— begin —

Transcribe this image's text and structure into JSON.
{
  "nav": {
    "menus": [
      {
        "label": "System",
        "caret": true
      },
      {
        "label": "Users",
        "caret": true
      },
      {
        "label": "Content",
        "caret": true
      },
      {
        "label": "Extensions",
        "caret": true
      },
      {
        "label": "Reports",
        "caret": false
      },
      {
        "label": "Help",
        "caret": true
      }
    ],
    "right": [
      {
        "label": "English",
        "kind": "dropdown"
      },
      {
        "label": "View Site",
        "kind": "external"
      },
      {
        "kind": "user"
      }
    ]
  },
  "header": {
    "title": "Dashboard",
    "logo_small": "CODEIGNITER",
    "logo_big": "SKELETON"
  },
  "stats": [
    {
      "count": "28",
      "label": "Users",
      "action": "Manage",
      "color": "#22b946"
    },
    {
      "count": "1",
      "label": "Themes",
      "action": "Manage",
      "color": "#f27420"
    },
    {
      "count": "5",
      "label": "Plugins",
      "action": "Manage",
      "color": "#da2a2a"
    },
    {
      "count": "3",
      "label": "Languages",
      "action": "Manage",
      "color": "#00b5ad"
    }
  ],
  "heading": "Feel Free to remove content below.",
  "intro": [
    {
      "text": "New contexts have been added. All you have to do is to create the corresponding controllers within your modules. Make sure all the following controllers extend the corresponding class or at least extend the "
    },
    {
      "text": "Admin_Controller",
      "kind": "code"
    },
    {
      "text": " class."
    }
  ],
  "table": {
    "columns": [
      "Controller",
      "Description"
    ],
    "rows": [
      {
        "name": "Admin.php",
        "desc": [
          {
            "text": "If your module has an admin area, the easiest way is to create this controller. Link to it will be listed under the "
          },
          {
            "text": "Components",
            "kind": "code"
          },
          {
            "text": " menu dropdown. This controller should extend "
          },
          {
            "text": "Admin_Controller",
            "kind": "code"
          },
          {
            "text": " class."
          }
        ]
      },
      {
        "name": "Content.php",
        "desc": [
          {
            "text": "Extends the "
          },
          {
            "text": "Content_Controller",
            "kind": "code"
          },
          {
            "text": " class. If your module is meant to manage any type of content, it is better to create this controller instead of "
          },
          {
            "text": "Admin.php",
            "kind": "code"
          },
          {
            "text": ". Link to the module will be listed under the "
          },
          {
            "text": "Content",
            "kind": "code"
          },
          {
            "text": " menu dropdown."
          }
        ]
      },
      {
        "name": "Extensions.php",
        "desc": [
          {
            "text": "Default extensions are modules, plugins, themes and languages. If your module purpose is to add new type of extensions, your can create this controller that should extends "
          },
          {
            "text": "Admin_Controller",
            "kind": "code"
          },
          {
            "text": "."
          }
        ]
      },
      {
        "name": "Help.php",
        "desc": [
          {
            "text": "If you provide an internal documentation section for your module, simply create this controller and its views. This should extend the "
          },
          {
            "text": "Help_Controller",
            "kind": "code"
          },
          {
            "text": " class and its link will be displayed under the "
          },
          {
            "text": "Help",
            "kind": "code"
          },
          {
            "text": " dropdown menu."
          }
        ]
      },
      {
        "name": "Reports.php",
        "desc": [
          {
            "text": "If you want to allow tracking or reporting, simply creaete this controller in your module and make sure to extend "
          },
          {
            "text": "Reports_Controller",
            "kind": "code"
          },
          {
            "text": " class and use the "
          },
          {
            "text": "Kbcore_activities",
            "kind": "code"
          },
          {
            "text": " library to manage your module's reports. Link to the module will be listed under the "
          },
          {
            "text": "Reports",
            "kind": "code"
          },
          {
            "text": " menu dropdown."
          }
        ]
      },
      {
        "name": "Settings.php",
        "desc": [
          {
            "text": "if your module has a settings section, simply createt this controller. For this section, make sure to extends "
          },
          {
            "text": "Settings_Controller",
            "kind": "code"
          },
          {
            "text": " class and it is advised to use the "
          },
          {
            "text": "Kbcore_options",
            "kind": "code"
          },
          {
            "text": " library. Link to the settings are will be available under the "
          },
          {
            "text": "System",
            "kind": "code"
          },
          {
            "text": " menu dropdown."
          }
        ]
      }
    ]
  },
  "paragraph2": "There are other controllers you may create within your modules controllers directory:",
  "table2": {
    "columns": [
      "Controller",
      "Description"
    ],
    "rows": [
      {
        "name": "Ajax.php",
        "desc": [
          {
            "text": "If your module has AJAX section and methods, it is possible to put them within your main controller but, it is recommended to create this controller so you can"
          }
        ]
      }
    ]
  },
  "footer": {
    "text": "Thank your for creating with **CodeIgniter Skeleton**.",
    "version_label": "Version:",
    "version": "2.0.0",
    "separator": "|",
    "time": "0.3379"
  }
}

— end —

▶ **Direction**
Reproduce the records in full, exactly as written.

▶ **Task result**
Transcribe this image's text and structure into JSON.
{
  "nav": {
    "menus": [
      {
        "label": "System",
        "caret": true
      },
      {
        "label": "Users",
        "caret": true
      },
      {
        "label": "Content",
        "caret": true
      },
      {
        "label": "Extensions",
        "caret": true
      },
      {
        "label": "Reports",
        "caret": false
      },
      {
        "label": "Help",
        "caret": true
      }
    ],
    "right": [
      {
        "label": "English",
        "kind": "dropdown"
      },
      {
        "label": "View Site",
        "kind": "external"
      },
      {
        "kind": "user"
      }
    ]
  },
  "header": {
    "title": "Dashboard",
    "logo_small": "CODEIGNITER",
    "logo_big": "SKELETON"
  },
  "stats": [
    {
      "count": "28",
      "label": "Users",
      "action": "Manage",
      "color": "#22b946"
    },
    {
      "count": "1",
      "label": "Themes",
      "action": "Manage",
      "color": "#f27420"
    },
    {
      "count": "5",
      "label": "Plugins",
      "action": "Manage",
      "color": "#da2a2a"
    },
    {
      "count": "3",
      "label": "Languages",
      "action": "Manage",
      "color": "#00b5ad"
    }
  ],
  "heading": "Feel Free to remove content below.",
  "intro": [
    {
      "text": "New contexts have been added. All you have to do is to create the corresponding controllers within your modules. Make sure all the following controllers extend the corresponding class or at least extend the "
    },
    {
      "text": "Admin_Controller",
      "kind": "code"
    },
    {
      "text": " class."
    }
  ],
  "table": {
    "columns": [
      "Controller",
      "Description"
    ],
    "rows": [
      {
        "name": "Admin.php",
        "desc": [
          {
            "text": "If your module has an admin area, the easiest way is to create this controller. Link to it will be listed under the "
          },
          {
            "text": "Components",
            "kind": "code"
          },
          {
            "text": " menu dropdown. This controller should extend "
          },
          {
            "text": "Admin_Controller",
            "kind": "code"
          },
          {
            "text": " class."
          }
        ]
      },
      {
        "name": "Content.php",
        "desc": [
          {
            "text": "Extends the "
          },
          {
            "text": "Content_Controller",
            "kind": "code"
          },
          {
            "text": " class. If your module is meant to manage any type of content, it is better to create this controller instead of "
          },
          {
            "text": "Admin.php",
            "kind": "code"
          },
          {
            "text": ". Link to the module will be listed under the "
          },
          {
            "text": "Content",
            "kind": "code"
          },
          {
            "text": " menu dropdown."
          }
        ]
      },
      {
        "name": "Extensions.php",
        "desc": [
          {
            "text": "Default extensions are modules, plugins, themes and languages. If your module purpose is to add new type of extensions, your can create this controller that should extends "
          },
          {
            "text": "Admin_Controller",
            "kind": "code"
          },
          {
            "text": "."
          }
        ]
      },
      {
        "name": "Help.php",
        "desc": [
          {
            "text": "If you provide an internal documentation section for your module, simply create this controller and its views. This should extend the "
          },
          {
            "text": "Help_Controller",
            "kind": "code"
          },
          {
            "text": " class and its link will be displayed under the "
          },
          {
            "text": "Help",
            "kind": "code"
          },
          {
            "text": " dropdown menu."
          }
        ]
      },
      {
        "name": "Reports.php",
        "desc": [
          {
            "text": "If you want to allow tracking or reporting, simply creaete this controller in your module and make sure to extend "
          },
          {
            "text": "Reports_Controller",
            "kind": "code"
          },
          {
            "text": " class and use the "
          },
          {
            "text": "Kbcore_activities",
            "kind": "code"
          },
          {
            "text": " library to manage your module's reports. Link to the module will be listed under the "
          },
          {
            "text": "Reports",
            "kind": "code"
          },
          {
            "text": " menu dropdown."
          }
        ]
      },
      {
        "name": "Settings.php",
        "desc": [
          {
            "text": "if your module has a settings section, simply createt this controller. For this section, make sure to extends "
          },
          {
            "text": "Settings_Controller",
            "kind": "code"
          },
          {
            "text": " class and it is advised to use the "
          },
          {
            "text": "Kbcore_options",
            "kind": "code"
          },
          {
            "text": " library. Link to the settings are will be available under the "
          },
          {
            "text": "System",
            "kind": "code"
          },
          {
            "text": " menu dropdown."
          }
        ]
      }
    ]
  },
  "paragraph2": "There are other controllers you may create within your modules controllers directory:",
  "table2": {
    "columns": [
      "Controller",
      "Description"
    ],
    "rows": [
      {
        "name": "Ajax.php",
        "desc": [
          {
            "text": "If your module has AJAX section and methods, it is possible to put them within your main controller but, it is recommended to create this controller so you can"
          }
        ]
      }
    ]
  },
  "footer": {
    "text": "Thank your for creating with **CodeIgniter Skeleton**.",
    "version_label": "Version:",
    "version": "2.0.0",
    "separator": "|",
    "time": "0.3379"
  }
}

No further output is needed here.